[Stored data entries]
[start]
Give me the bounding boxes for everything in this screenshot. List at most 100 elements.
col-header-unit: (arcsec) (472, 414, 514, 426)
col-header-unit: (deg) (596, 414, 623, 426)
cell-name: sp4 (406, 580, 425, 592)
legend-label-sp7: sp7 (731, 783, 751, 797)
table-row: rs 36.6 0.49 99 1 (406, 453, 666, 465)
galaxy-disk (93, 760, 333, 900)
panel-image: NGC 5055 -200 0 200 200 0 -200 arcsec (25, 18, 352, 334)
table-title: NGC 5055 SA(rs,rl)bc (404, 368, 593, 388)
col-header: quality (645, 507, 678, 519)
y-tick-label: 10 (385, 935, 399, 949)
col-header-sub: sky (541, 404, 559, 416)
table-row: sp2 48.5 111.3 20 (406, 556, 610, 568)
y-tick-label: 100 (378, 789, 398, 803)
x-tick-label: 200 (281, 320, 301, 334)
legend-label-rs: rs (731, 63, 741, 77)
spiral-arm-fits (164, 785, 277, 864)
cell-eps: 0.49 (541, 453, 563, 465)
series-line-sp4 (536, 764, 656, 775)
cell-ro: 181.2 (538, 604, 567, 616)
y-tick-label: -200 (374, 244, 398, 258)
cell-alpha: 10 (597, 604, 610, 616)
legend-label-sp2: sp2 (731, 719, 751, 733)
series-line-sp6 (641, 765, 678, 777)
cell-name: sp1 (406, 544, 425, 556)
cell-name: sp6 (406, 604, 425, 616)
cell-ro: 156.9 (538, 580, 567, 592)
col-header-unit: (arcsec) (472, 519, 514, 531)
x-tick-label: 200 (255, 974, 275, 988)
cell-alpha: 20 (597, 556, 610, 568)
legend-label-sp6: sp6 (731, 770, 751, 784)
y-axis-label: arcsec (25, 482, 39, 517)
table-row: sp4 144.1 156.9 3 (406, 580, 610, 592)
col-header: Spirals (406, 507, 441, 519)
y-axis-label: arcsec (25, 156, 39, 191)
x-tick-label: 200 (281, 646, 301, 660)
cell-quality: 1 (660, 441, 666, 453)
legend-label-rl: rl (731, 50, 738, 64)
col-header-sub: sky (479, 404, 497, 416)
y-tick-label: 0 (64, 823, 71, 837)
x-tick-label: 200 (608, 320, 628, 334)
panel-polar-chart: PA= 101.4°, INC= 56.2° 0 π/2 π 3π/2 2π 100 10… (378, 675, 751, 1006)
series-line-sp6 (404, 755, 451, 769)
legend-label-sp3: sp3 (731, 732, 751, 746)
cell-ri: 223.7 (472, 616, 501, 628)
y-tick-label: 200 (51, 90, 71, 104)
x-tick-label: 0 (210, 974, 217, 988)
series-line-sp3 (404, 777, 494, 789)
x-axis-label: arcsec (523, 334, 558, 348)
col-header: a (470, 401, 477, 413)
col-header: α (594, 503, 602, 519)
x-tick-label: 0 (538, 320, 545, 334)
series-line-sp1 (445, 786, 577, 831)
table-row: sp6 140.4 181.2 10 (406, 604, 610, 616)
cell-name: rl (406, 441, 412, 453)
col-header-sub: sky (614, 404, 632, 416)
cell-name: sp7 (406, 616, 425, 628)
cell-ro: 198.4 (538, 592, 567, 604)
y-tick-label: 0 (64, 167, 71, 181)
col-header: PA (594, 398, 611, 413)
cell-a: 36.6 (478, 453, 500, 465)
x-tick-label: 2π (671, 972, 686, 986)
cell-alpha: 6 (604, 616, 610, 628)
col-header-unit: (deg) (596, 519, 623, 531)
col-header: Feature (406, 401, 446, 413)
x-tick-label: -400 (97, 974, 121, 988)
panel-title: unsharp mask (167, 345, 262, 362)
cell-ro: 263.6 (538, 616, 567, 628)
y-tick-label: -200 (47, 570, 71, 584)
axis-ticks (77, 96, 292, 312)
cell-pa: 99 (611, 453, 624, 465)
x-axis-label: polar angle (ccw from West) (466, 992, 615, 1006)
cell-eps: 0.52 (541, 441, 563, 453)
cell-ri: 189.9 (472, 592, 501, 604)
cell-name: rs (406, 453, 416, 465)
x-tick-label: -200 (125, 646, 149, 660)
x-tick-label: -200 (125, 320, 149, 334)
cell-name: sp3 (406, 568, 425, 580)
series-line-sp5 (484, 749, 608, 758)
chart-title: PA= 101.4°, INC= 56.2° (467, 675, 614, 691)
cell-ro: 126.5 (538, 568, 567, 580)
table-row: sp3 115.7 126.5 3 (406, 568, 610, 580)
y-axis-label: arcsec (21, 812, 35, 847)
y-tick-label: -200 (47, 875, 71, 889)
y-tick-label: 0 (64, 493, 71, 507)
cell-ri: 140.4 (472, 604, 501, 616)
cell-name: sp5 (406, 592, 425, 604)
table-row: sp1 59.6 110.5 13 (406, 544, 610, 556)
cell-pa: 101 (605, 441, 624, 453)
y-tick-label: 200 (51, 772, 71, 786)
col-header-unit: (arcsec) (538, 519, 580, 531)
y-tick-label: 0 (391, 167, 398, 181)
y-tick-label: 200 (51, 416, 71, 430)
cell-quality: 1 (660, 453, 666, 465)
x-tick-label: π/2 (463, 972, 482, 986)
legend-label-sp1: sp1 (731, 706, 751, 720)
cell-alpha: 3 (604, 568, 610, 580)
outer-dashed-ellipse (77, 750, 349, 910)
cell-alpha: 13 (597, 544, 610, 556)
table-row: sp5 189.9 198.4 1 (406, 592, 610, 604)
[end]
◆ WHAT IS REQUIRED: Rewrite every line of the material above as a numbered list, omitting any blank lines.

◆ OUTPUT OF THE EXERCISE:
1. Give me the bounding boxes for everything in this screenshot. List at most 100 elements.
2. col-header-unit: (arcsec) (472, 414, 514, 426)
3. col-header-unit: (deg) (596, 414, 623, 426)
4. cell-name: sp4 (406, 580, 425, 592)
5. legend-label-sp7: sp7 (731, 783, 751, 797)
6. table-row: rs 36.6 0.49 99 1 (406, 453, 666, 465)
7. galaxy-disk (93, 760, 333, 900)
8. panel-image: NGC 5055 -200 0 200 200 0 -200 arcsec (25, 18, 352, 334)
9. table-title: NGC 5055 SA(rs,rl)bc (404, 368, 593, 388)
10. col-header: quality (645, 507, 678, 519)
11. y-tick-label: 10 (385, 935, 399, 949)
12. col-header-sub: sky (541, 404, 559, 416)
13. table-row: sp2 48.5 111.3 20 (406, 556, 610, 568)
14. y-tick-label: 100 (378, 789, 398, 803)
15. x-tick-label: 200 (281, 320, 301, 334)
16. legend-label-rs: rs (731, 63, 741, 77)
17. spiral-arm-fits (164, 785, 277, 864)
18. cell-eps: 0.49 (541, 453, 563, 465)
19. series-line-sp4 (536, 764, 656, 775)
20. cell-ro: 181.2 (538, 604, 567, 616)
21. y-tick-label: -200 (374, 244, 398, 258)
22. cell-alpha: 10 (597, 604, 610, 616)
23. legend-label-sp2: sp2 (731, 719, 751, 733)
24. series-line-sp6 (641, 765, 678, 777)
25. cell-name: sp1 (406, 544, 425, 556)
26. cell-name: sp6 (406, 604, 425, 616)
27. cell-ro: 156.9 (538, 580, 567, 592)
28. col-header-unit: (arcsec) (472, 519, 514, 531)
29. x-tick-label: 200 (255, 974, 275, 988)
30. cell-alpha: 20 (597, 556, 610, 568)
31. legend-label-sp6: sp6 (731, 770, 751, 784)
32. y-axis-label: arcsec (25, 482, 39, 517)
33. table-row: sp4 144.1 156.9 3 (406, 580, 610, 592)
34. col-header: Spirals (406, 507, 441, 519)
35. y-axis-label: arcsec (25, 156, 39, 191)
36. x-tick-label: 200 (281, 646, 301, 660)
37. cell-quality: 1 (660, 441, 666, 453)
38. legend-label-rl: rl (731, 50, 738, 64)
39. col-header-sub: sky (479, 404, 497, 416)
40. y-tick-label: 0 (64, 823, 71, 837)
41. x-tick-label: 200 (608, 320, 628, 334)
42. panel-polar-chart: PA= 101.4°, INC= 56.2° 0 π/2 π 3π/2 2π 100 10… (378, 675, 751, 1006)
43. series-line-sp6 (404, 755, 451, 769)
44. legend-label-sp3: sp3 (731, 732, 751, 746)
45. cell-ri: 223.7 (472, 616, 501, 628)
46. y-tick-label: 200 (51, 90, 71, 104)
47. x-tick-label: 0 (210, 974, 217, 988)
48. series-line-sp3 (404, 777, 494, 789)
49. x-axis-label: arcsec (523, 334, 558, 348)
50. col-header: a (470, 401, 477, 413)
51. col-header: α (594, 503, 602, 519)
52. x-tick-label: 0 (538, 320, 545, 334)
53. series-line-sp1 (445, 786, 577, 831)
54. table-row: sp6 140.4 181.2 10 (406, 604, 610, 616)
55. cell-name: rl (406, 441, 412, 453)
56. col-header-sub: sky (614, 404, 632, 416)
57. cell-name: sp7 (406, 616, 425, 628)
58. cell-ro: 198.4 (538, 592, 567, 604)
59. y-tick-label: 0 (64, 167, 71, 181)
60. col-header: PA (594, 398, 611, 413)
61. cell-a: 36.6 (478, 453, 500, 465)
62. x-tick-label: 2π (671, 972, 686, 986)
63. cell-alpha: 6 (604, 616, 610, 628)
64. col-header-unit: (deg) (596, 519, 623, 531)
65. col-header: Feature (406, 401, 446, 413)
66. x-tick-label: -400 (97, 974, 121, 988)
67. panel-title: unsharp mask (167, 345, 262, 362)
68. cell-ro: 263.6 (538, 616, 567, 628)
69. y-tick-label: -200 (47, 570, 71, 584)
70. axis-ticks (77, 96, 292, 312)
71. cell-pa: 99 (611, 453, 624, 465)
72. x-axis-label: polar angle (ccw from West) (466, 992, 615, 1006)
73. cell-eps: 0.52 (541, 441, 563, 453)
74. cell-ri: 189.9 (472, 592, 501, 604)
75. cell-name: rs (406, 453, 416, 465)
76. x-tick-label: -200 (125, 646, 149, 660)
77. x-tick-label: -200 (125, 320, 149, 334)
78. cell-name: sp3 (406, 568, 425, 580)
79. series-line-sp5 (484, 749, 608, 758)
80. chart-title: PA= 101.4°, INC= 56.2° (467, 675, 614, 691)
81. cell-ro: 126.5 (538, 568, 567, 580)
82. table-row: sp3 115.7 126.5 3 (406, 568, 610, 580)
83. y-axis-label: arcsec (21, 812, 35, 847)
84. y-tick-label: -200 (47, 875, 71, 889)
85. y-tick-label: 0 (64, 493, 71, 507)
86. cell-ri: 140.4 (472, 604, 501, 616)
87. cell-name: sp5 (406, 592, 425, 604)
88. table-row: sp1 59.6 110.5 13 (406, 544, 610, 556)
89. cell-pa: 101 (605, 441, 624, 453)
90. y-tick-label: 200 (51, 772, 71, 786)
91. col-header-unit: (arcsec) (538, 519, 580, 531)
92. y-tick-label: 0 (391, 167, 398, 181)
93. y-tick-label: 200 (51, 416, 71, 430)
94. cell-quality: 1 (660, 453, 666, 465)
95. x-tick-label: π/2 (463, 972, 482, 986)
96. legend-label-sp1: sp1 (731, 706, 751, 720)
97. cell-alpha: 3 (604, 568, 610, 580)
98. outer-dashed-ellipse (77, 750, 349, 910)
99. cell-alpha: 13 (597, 544, 610, 556)
100. table-row: sp5 189.9 198.4 1 (406, 592, 610, 604)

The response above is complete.